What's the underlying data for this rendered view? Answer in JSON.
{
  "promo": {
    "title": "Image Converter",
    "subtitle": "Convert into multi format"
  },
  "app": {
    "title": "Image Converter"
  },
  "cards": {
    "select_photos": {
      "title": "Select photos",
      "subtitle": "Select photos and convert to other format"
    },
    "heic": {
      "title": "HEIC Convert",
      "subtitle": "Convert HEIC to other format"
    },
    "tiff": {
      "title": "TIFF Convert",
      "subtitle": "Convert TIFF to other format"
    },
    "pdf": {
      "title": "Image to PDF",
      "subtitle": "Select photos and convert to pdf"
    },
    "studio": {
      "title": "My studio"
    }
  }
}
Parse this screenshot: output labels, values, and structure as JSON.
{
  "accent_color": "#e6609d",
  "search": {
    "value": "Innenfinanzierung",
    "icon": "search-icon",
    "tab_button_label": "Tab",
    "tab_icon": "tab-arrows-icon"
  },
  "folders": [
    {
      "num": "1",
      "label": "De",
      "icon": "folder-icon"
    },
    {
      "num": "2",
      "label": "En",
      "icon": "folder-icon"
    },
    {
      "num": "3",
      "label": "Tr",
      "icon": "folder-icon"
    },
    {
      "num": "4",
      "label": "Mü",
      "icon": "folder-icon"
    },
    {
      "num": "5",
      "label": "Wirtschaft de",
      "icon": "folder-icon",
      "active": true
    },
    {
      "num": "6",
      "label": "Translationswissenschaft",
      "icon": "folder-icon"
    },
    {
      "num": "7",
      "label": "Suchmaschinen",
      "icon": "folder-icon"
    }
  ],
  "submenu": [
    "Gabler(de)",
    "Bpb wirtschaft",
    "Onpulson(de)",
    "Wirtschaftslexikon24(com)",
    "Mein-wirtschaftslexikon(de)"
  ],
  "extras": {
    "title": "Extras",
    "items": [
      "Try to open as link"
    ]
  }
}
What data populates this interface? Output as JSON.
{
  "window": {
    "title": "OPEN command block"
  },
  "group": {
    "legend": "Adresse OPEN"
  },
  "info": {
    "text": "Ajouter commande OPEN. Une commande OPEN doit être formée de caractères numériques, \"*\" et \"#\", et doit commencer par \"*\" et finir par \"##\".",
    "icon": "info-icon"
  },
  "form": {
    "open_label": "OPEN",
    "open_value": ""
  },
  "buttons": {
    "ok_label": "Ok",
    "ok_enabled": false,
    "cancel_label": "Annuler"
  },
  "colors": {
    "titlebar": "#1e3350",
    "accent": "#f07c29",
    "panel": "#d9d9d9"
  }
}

· · ·

Exercise details
Note every line above where the string "subtitle" shows up, and copy those lines.

The answer
    "subtitle": "Convert into multi format"
      "subtitle": "Select photos and convert to other format"
      "subtitle": "Convert HEIC to other format"
      "subtitle": "Convert TIFF to other format"
      "subtitle": "Select photos and convert to pdf"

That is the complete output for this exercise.